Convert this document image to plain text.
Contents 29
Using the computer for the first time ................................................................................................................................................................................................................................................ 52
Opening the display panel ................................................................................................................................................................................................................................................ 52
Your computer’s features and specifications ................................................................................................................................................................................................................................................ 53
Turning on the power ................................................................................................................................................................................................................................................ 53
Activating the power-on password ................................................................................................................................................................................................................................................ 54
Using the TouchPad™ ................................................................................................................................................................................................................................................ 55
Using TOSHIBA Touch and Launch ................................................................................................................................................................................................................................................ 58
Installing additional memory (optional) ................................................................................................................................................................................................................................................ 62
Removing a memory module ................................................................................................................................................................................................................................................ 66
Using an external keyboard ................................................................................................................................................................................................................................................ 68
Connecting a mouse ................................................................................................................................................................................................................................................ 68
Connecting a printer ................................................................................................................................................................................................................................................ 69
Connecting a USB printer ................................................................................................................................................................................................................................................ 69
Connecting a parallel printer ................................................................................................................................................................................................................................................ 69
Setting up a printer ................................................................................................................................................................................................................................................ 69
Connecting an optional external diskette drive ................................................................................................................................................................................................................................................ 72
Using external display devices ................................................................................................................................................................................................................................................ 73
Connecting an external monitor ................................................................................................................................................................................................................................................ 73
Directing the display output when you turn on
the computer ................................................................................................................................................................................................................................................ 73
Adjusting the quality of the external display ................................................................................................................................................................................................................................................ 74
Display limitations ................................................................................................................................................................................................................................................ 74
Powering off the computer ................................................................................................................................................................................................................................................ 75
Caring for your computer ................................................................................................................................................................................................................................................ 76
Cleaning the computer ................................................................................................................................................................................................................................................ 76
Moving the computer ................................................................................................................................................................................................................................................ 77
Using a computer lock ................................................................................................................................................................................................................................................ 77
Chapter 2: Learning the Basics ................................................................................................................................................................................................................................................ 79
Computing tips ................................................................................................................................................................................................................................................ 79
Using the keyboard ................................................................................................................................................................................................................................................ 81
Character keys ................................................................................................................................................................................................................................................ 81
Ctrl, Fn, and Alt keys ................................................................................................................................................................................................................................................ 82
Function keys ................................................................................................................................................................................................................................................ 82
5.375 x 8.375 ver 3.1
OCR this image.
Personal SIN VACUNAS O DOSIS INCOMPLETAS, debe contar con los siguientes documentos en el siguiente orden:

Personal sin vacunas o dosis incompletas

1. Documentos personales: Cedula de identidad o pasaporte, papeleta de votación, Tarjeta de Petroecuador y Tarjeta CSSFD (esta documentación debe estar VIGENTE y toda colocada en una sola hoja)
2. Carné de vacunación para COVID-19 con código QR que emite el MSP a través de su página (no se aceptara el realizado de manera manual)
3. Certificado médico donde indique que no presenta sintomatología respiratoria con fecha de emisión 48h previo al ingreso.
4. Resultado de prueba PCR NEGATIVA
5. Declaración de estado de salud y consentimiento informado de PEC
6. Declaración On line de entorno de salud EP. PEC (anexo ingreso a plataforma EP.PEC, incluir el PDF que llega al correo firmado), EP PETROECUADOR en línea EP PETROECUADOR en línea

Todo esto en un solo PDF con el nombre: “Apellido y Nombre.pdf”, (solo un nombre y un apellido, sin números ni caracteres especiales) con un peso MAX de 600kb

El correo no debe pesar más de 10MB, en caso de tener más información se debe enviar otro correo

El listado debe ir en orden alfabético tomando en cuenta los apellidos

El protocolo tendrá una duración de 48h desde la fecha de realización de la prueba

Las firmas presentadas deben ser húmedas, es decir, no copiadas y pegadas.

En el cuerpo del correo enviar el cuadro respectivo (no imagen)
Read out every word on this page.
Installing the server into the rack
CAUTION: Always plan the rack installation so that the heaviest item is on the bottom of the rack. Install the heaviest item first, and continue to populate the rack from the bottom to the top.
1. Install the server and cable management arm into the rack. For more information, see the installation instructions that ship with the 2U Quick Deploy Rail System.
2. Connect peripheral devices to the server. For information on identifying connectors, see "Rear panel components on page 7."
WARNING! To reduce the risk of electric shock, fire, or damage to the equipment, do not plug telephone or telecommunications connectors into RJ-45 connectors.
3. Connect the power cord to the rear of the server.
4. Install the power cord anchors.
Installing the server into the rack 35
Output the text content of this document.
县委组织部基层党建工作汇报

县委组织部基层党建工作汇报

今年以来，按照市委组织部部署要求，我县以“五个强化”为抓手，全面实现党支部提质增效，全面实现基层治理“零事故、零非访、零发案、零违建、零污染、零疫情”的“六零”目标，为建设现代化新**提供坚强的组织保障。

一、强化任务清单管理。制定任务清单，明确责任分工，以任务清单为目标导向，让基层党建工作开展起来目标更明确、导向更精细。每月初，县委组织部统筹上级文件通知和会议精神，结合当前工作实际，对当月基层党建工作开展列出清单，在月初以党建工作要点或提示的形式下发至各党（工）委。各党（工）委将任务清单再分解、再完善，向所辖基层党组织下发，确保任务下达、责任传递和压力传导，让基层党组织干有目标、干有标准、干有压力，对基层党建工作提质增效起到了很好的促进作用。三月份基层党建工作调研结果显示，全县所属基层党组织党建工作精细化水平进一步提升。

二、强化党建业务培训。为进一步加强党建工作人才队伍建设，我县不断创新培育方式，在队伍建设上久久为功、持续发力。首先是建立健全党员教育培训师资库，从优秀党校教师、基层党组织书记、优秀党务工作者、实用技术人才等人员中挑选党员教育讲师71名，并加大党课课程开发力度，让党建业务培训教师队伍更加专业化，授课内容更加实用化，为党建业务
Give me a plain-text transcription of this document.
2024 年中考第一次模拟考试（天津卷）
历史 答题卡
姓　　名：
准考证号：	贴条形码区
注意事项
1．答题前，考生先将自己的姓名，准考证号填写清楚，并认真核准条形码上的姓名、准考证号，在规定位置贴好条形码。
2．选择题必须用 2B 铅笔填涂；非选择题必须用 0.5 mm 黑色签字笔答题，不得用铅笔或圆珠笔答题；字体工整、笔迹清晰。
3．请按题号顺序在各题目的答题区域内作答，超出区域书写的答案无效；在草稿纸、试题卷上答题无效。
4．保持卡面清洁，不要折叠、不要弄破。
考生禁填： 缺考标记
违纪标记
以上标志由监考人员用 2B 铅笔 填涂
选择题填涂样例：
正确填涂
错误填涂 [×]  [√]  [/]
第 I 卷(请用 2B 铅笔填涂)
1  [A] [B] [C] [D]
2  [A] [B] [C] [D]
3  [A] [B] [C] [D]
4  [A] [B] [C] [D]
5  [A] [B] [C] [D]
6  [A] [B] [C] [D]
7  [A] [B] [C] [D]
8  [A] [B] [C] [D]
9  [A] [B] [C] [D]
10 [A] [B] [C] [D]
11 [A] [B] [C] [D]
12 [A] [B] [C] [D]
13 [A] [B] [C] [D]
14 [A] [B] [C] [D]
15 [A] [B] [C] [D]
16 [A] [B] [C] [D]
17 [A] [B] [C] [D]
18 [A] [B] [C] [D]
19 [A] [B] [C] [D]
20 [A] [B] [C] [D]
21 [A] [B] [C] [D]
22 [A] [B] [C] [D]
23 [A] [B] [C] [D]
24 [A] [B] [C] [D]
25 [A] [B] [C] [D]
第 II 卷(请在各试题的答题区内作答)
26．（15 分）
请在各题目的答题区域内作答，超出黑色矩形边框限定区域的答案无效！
▬▬▬▬▬▬▬▬▬▬
**What is expected**
Your task is to give the records above again, exactly.

**Response to this exercise**
Convert this document image to plain text.
Contents 29
Using the computer for the first time ................................................................................................................................................................................................................................................ 52
Opening the display panel ................................................................................................................................................................................................................................................ 52
Your computer’s features and specifications ................................................................................................................................................................................................................................................ 53
Turning on the power ................................................................................................................................................................................................................................................ 53
Activating the power-on password ................................................................................................................................................................................................................................................ 54
Using the TouchPad™ ................................................................................................................................................................................................................................................ 55
Using TOSHIBA Touch and Launch ................................................................................................................................................................................................................................................ 58
Installing additional memory (optional) ................................................................................................................................................................................................................................................ 62
Removing a memory module ................................................................................................................................................................................................................................................ 66
Using an external keyboard ................................................................................................................................................................................................................................................ 68
Connecting a mouse ................................................................................................................................................................................................................................................ 68
Connecting a printer ................................................................................................................................................................................................................................................ 69
Connecting a USB printer ................................................................................................................................................................................................................................................ 69
Connecting a parallel printer ................................................................................................................................................................................................................................................ 69
Setting up a printer ................................................................................................................................................................................................................................................ 69
Connecting an optional external diskette drive ................................................................................................................................................................................................................................................ 72
Using external display devices ................................................................................................................................................................................................................................................ 73
Connecting an external monitor ................................................................................................................................................................................................................................................ 73
Directing the display output when you turn on
the computer ................................................................................................................................................................................................................................................ 73
Adjusting the quality of the external display ................................................................................................................................................................................................................................................ 74
Display limitations ................................................................................................................................................................................................................................................ 74
Powering off the computer ................................................................................................................................................................................................................................................ 75
Caring for your computer ................................................................................................................................................................................................................................................ 76
Cleaning the computer ................................................................................................................................................................................................................................................ 76
Moving the computer ................................................................................................................................................................................................................................................ 77
Using a computer lock ................................................................................................................................................................................................................................................ 77
Chapter 2: Learning the Basics ................................................................................................................................................................................................................................................ 79
Computing tips ................................................................................................................................................................................................................................................ 79
Using the keyboard ................................................................................................................................................................................................................................................ 81
Character keys ................................................................................................................................................................................................................................................ 81
Ctrl, Fn, and Alt keys ................................................................................................................................................................................................................................................ 82
Function keys ................................................................................................................................................................................................................................................ 82
5.375 x 8.375 ver 3.1
OCR this image.
Personal SIN VACUNAS O DOSIS INCOMPLETAS, debe contar con los siguientes documentos en el siguiente orden:

Personal sin vacunas o dosis incompletas

1. Documentos personales: Cedula de identidad o pasaporte, papeleta de votación, Tarjeta de Petroecuador y Tarjeta CSSFD (esta documentación debe estar VIGENTE y toda colocada en una sola hoja)
2. Carné de vacunación para COVID-19 con código QR que emite el MSP a través de su página (no se aceptara el realizado de manera manual)
3. Certificado médico donde indique que no presenta sintomatología respiratoria con fecha de emisión 48h previo al ingreso.
4. Resultado de prueba PCR NEGATIVA
5. Declaración de estado de salud y consentimiento informado de PEC
6. Declaración On line de entorno de salud EP. PEC (anexo ingreso a plataforma EP.PEC, incluir el PDF que llega al correo firmado), EP PETROECUADOR en línea EP PETROECUADOR en línea

Todo esto en un solo PDF con el nombre: “Apellido y Nombre.pdf”, (solo un nombre y un apellido, sin números ni caracteres especiales) con un peso MAX de 600kb

El correo no debe pesar más de 10MB, en caso de tener más información se debe enviar otro correo

El listado debe ir en orden alfabético tomando en cuenta los apellidos

El protocolo tendrá una duración de 48h desde la fecha de realización de la prueba

Las firmas presentadas deben ser húmedas, es decir, no copiadas y pegadas.

En el cuerpo del correo enviar el cuadro respectivo (no imagen)
Read out every word on this page.
Installing the server into the rack
CAUTION: Always plan the rack installation so that the heaviest item is on the bottom of the rack. Install the heaviest item first, and continue to populate the rack from the bottom to the top.
1. Install the server and cable management arm into the rack. For more information, see the installation instructions that ship with the 2U Quick Deploy Rail System.
2. Connect peripheral devices to the server. For information on identifying connectors, see "Rear panel components on page 7."
WARNING! To reduce the risk of electric shock, fire, or damage to the equipment, do not plug telephone or telecommunications connectors into RJ-45 connectors.
3. Connect the power cord to the rear of the server.
4. Install the power cord anchors.
Installing the server into the rack 35
Output the text content of this document.
县委组织部基层党建工作汇报

县委组织部基层党建工作汇报

今年以来，按照市委组织部部署要求，我县以“五个强化”为抓手，全面实现党支部提质增效，全面实现基层治理“零事故、零非访、零发案、零违建、零污染、零疫情”的“六零”目标，为建设现代化新**提供坚强的组织保障。

一、强化任务清单管理。制定任务清单，明确责任分工，以任务清单为目标导向，让基层党建工作开展起来目标更明确、导向更精细。每月初，县委组织部统筹上级文件通知和会议精神，结合当前工作实际，对当月基层党建工作开展列出清单，在月初以党建工作要点或提示的形式下发至各党（工）委。各党（工）委将任务清单再分解、再完善，向所辖基层党组织下发，确保任务下达、责任传递和压力传导，让基层党组织干有目标、干有标准、干有压力，对基层党建工作提质增效起到了很好的促进作用。三月份基层党建工作调研结果显示，全县所属基层党组织党建工作精细化水平进一步提升。

二、强化党建业务培训。为进一步加强党建工作人才队伍建设，我县不断创新培育方式，在队伍建设上久久为功、持续发力。首先是建立健全党员教育培训师资库，从优秀党校教师、基层党组织书记、优秀党务工作者、实用技术人才等人员中挑选党员教育讲师71名，并加大党课课程开发力度，让党建业务培训教师队伍更加专业化，授课内容更加实用化，为党建业务
Give me a plain-text transcription of this document.
2024 年中考第一次模拟考试（天津卷）
历史 答题卡
姓　　名：
准考证号：	贴条形码区
注意事项
1．答题前，考生先将自己的姓名，准考证号填写清楚，并认真核准条形码上的姓名、准考证号，在规定位置贴好条形码。
2．选择题必须用 2B 铅笔填涂；非选择题必须用 0.5 mm 黑色签字笔答题，不得用铅笔或圆珠笔答题；字体工整、笔迹清晰。
3．请按题号顺序在各题目的答题区域内作答，超出区域书写的答案无效；在草稿纸、试题卷上答题无效。
4．保持卡面清洁，不要折叠、不要弄破。
考生禁填： 缺考标记
违纪标记
以上标志由监考人员用 2B 铅笔 填涂
选择题填涂样例：
正确填涂
错误填涂 [×]  [√]  [/]
第 I 卷(请用 2B 铅笔填涂)
1  [A] [B] [C] [D]
2  [A] [B] [C] [D]
3  [A] [B] [C] [D]
4  [A] [B] [C] [D]
5  [A] [B] [C] [D]
6  [A] [B] [C] [D]
7  [A] [B] [C] [D]
8  [A] [B] [C] [D]
9  [A] [B] [C] [D]
10 [A] [B] [C] [D]
11 [A] [B] [C] [D]
12 [A] [B] [C] [D]
13 [A] [B] [C] [D]
14 [A] [B] [C] [D]
15 [A] [B] [C] [D]
16 [A] [B] [C] [D]
17 [A] [B] [C] [D]
18 [A] [B] [C] [D]
19 [A] [B] [C] [D]
20 [A] [B] [C] [D]
21 [A] [B] [C] [D]
22 [A] [B] [C] [D]
23 [A] [B] [C] [D]
24 [A] [B] [C] [D]
25 [A] [B] [C] [D]
第 II 卷(请在各试题的答题区内作答)
26．（15 分）
请在各题目的答题区域内作答，超出黑色矩形边框限定区域的答案无效！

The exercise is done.